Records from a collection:
::::

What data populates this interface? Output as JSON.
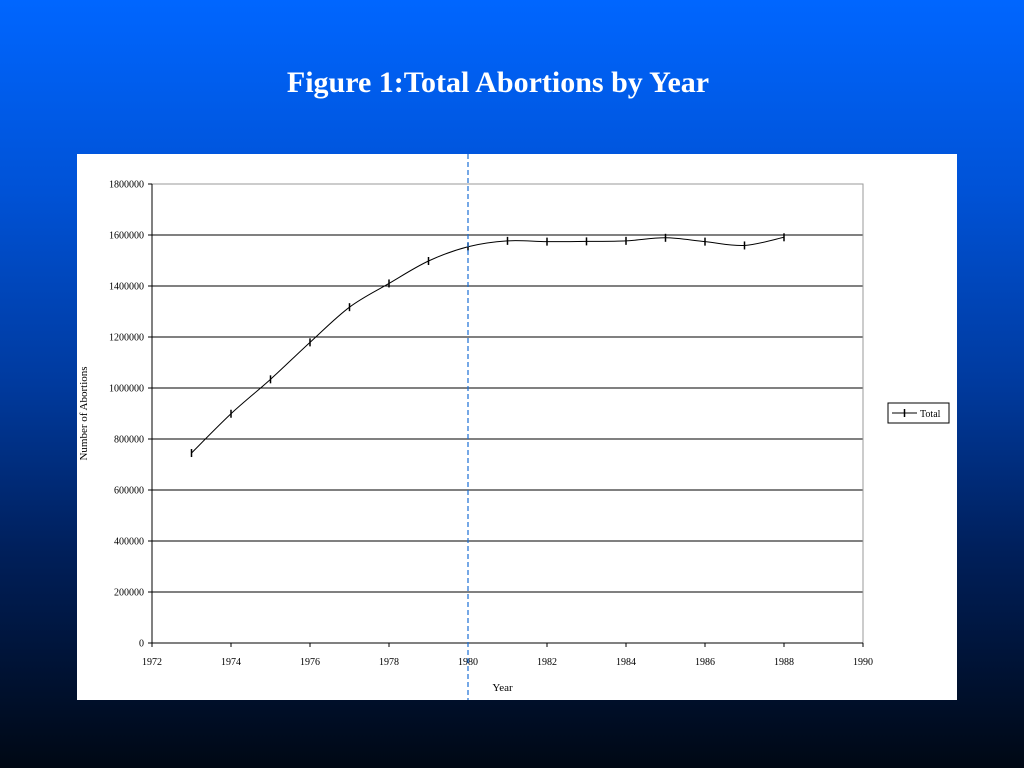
{
  "slide": {
    "title": "Figure 1:Total Abortions by Year"
  },
  "colors": {
    "background_top": "#0066ff",
    "background_bottom": "#000814",
    "panel": "#ffffff",
    "series": "#000000",
    "reference_line": "#1a6fd6"
  },
  "chart_data": {
    "type": "line",
    "title": "",
    "xlabel": "Year",
    "ylabel": "Number of Abortions",
    "xlim": [
      1972,
      1990
    ],
    "ylim": [
      0,
      1800000
    ],
    "x_ticks": [
      "1972",
      "1974",
      "1976",
      "1978",
      "1980",
      "1982",
      "1984",
      "1986",
      "1988",
      "1990"
    ],
    "y_ticks": [
      "0",
      "200000",
      "400000",
      "600000",
      "800000",
      "1000000",
      "1200000",
      "1400000",
      "1600000",
      "1800000"
    ],
    "grid": "horizontal",
    "legend": "right",
    "reference_line_x": 1980,
    "series": [
      {
        "name": "Total",
        "x": [
          1973,
          1974,
          1975,
          1976,
          1977,
          1978,
          1979,
          1980,
          1981,
          1982,
          1983,
          1984,
          1985,
          1986,
          1987,
          1988
        ],
        "values": [
          745000,
          899000,
          1034000,
          1179000,
          1317000,
          1410000,
          1498000,
          1554000,
          1577000,
          1574000,
          1575000,
          1577000,
          1589000,
          1574000,
          1559000,
          1591000
        ]
      }
    ]
  }
}
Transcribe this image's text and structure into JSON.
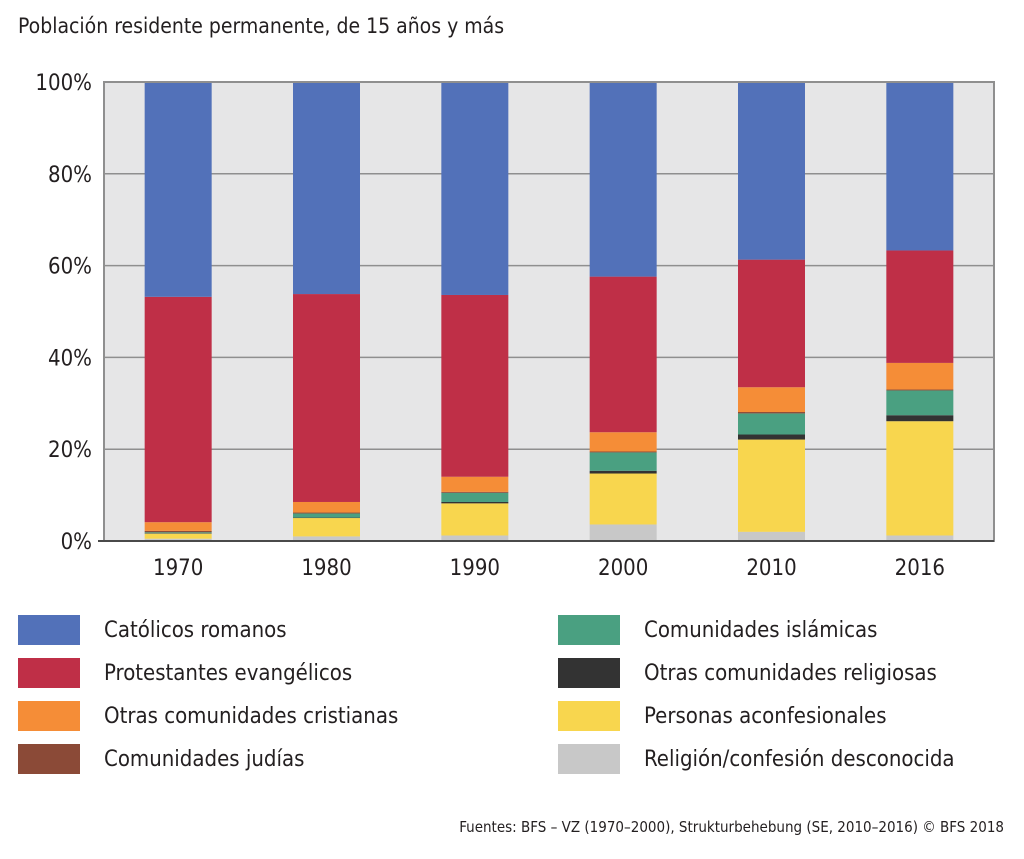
{
  "subtitle": "Población residente permanente, de 15 años y más",
  "source": "Fuentes: BFS – VZ (1970–2000), Strukturbehebung (SE, 2010–2016)   © BFS 2018",
  "chart_data": {
    "type": "bar",
    "stacked": true,
    "title": "",
    "subtitle": "Población residente permanente, de 15 años y más",
    "xlabel": "",
    "ylabel": "",
    "ylim": [
      0,
      100
    ],
    "yticks": [
      "0%",
      "20%",
      "40%",
      "60%",
      "80%",
      "100%"
    ],
    "grid": true,
    "legend_position": "bottom",
    "categories": [
      "1970",
      "1980",
      "1990",
      "2000",
      "2010",
      "2016"
    ],
    "series": [
      {
        "name": "Religión/confesión desconocida",
        "color": "#c8c8c8",
        "values": [
          0.5,
          1.0,
          1.2,
          3.6,
          2.0,
          1.2
        ]
      },
      {
        "name": "Personas aconfesionales",
        "color": "#f8d64e",
        "values": [
          1.1,
          4.0,
          7.0,
          11.1,
          20.1,
          24.9
        ]
      },
      {
        "name": "Otras comunidades religiosas",
        "color": "#333333",
        "values": [
          0.1,
          0.1,
          0.3,
          0.6,
          1.1,
          1.3
        ]
      },
      {
        "name": "Comunidades islámicas",
        "color": "#4aa081",
        "values": [
          0.2,
          0.9,
          2.0,
          4.0,
          4.6,
          5.4
        ]
      },
      {
        "name": "Comunidades judías",
        "color": "#8b4a37",
        "values": [
          0.3,
          0.2,
          0.2,
          0.2,
          0.3,
          0.2
        ]
      },
      {
        "name": "Otras comunidades cristianas",
        "color": "#f58d37",
        "values": [
          1.9,
          2.3,
          3.3,
          4.2,
          5.4,
          5.8
        ]
      },
      {
        "name": "Protestantes evangélicos",
        "color": "#bf2f47",
        "values": [
          49.1,
          45.3,
          39.6,
          33.9,
          27.8,
          24.5
        ]
      },
      {
        "name": "Católicos romanos",
        "color": "#5271b9",
        "values": [
          46.8,
          46.2,
          46.4,
          42.4,
          38.7,
          36.7
        ]
      }
    ]
  },
  "legend": {
    "left": [
      {
        "label": "Católicos romanos",
        "color": "#5271b9"
      },
      {
        "label": "Protestantes evangélicos",
        "color": "#bf2f47"
      },
      {
        "label": "Otras comunidades cristianas",
        "color": "#f58d37"
      },
      {
        "label": "Comunidades judías",
        "color": "#8b4a37"
      }
    ],
    "right": [
      {
        "label": "Comunidades islámicas",
        "color": "#4aa081"
      },
      {
        "label": "Otras comunidades religiosas",
        "color": "#333333"
      },
      {
        "label": "Personas aconfesionales",
        "color": "#f8d64e"
      },
      {
        "label": "Religión/confesión desconocida",
        "color": "#c8c8c8"
      }
    ]
  }
}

::::

Task prompt:
Do not include images; quote all of the entries above exactly.

Solution to the exercise:
What data populates this interface? Output as JSON.
{
  "slide": {
    "title": "Figure 1:Total Abortions by Year"
  },
  "colors": {
    "background_top": "#0066ff",
    "background_bottom": "#000814",
    "panel": "#ffffff",
    "series": "#000000",
    "reference_line": "#1a6fd6"
  },
  "chart_data": {
    "type": "line",
    "title": "",
    "xlabel": "Year",
    "ylabel": "Number of Abortions",
    "xlim": [
      1972,
      1990
    ],
    "ylim": [
      0,
      1800000
    ],
    "x_ticks": [
      "1972",
      "1974",
      "1976",
      "1978",
      "1980",
      "1982",
      "1984",
      "1986",
      "1988",
      "1990"
    ],
    "y_ticks": [
      "0",
      "200000",
      "400000",
      "600000",
      "800000",
      "1000000",
      "1200000",
      "1400000",
      "1600000",
      "1800000"
    ],
    "grid": "horizontal",
    "legend": "right",
    "reference_line_x": 1980,
    "series": [
      {
        "name": "Total",
        "x": [
          1973,
          1974,
          1975,
          1976,
          1977,
          1978,
          1979,
          1980,
          1981,
          1982,
          1983,
          1984,
          1985,
          1986,
          1987,
          1988
        ],
        "values": [
          745000,
          899000,
          1034000,
          1179000,
          1317000,
          1410000,
          1498000,
          1554000,
          1577000,
          1574000,
          1575000,
          1577000,
          1589000,
          1574000,
          1559000,
          1591000
        ]
      }
    ]
  }
}
Transcribe this image's text and structure into JSON.
{
  "subtitle": "Población residente permanente, de 15 años y más",
  "source": "Fuentes: BFS – VZ (1970–2000), Strukturbehebung (SE, 2010–2016)   © BFS 2018",
  "chart_data": {
    "type": "bar",
    "stacked": true,
    "title": "",
    "subtitle": "Población residente permanente, de 15 años y más",
    "xlabel": "",
    "ylabel": "",
    "ylim": [
      0,
      100
    ],
    "yticks": [
      "0%",
      "20%",
      "40%",
      "60%",
      "80%",
      "100%"
    ],
    "grid": true,
    "legend_position": "bottom",
    "categories": [
      "1970",
      "1980",
      "1990",
      "2000",
      "2010",
      "2016"
    ],
    "series": [
      {
        "name": "Religión/confesión desconocida",
        "color": "#c8c8c8",
        "values": [
          0.5,
          1.0,
          1.2,
          3.6,
          2.0,
          1.2
        ]
      },
      {
        "name": "Personas aconfesionales",
        "color": "#f8d64e",
        "values": [
          1.1,
          4.0,
          7.0,
          11.1,
          20.1,
          24.9
        ]
      },
      {
        "name": "Otras comunidades religiosas",
        "color": "#333333",
        "values": [
          0.1,
          0.1,
          0.3,
          0.6,
          1.1,
          1.3
        ]
      },
      {
        "name": "Comunidades islámicas",
        "color": "#4aa081",
        "values": [
          0.2,
          0.9,
          2.0,
          4.0,
          4.6,
          5.4
        ]
      },
      {
        "name": "Comunidades judías",
        "color": "#8b4a37",
        "values": [
          0.3,
          0.2,
          0.2,
          0.2,
          0.3,
          0.2
        ]
      },
      {
        "name": "Otras comunidades cristianas",
        "color": "#f58d37",
        "values": [
          1.9,
          2.3,
          3.3,
          4.2,
          5.4,
          5.8
        ]
      },
      {
        "name": "Protestantes evangélicos",
        "color": "#bf2f47",
        "values": [
          49.1,
          45.3,
          39.6,
          33.9,
          27.8,
          24.5
        ]
      },
      {
        "name": "Católicos romanos",
        "color": "#5271b9",
        "values": [
          46.8,
          46.2,
          46.4,
          42.4,
          38.7,
          36.7
        ]
      }
    ]
  },
  "legend": {
    "left": [
      {
        "label": "Católicos romanos",
        "color": "#5271b9"
      },
      {
        "label": "Protestantes evangélicos",
        "color": "#bf2f47"
      },
      {
        "label": "Otras comunidades cristianas",
        "color": "#f58d37"
      },
      {
        "label": "Comunidades judías",
        "color": "#8b4a37"
      }
    ],
    "right": [
      {
        "label": "Comunidades islámicas",
        "color": "#4aa081"
      },
      {
        "label": "Otras comunidades religiosas",
        "color": "#333333"
      },
      {
        "label": "Personas aconfesionales",
        "color": "#f8d64e"
      },
      {
        "label": "Religión/confesión desconocida",
        "color": "#c8c8c8"
      }
    ]
  }
}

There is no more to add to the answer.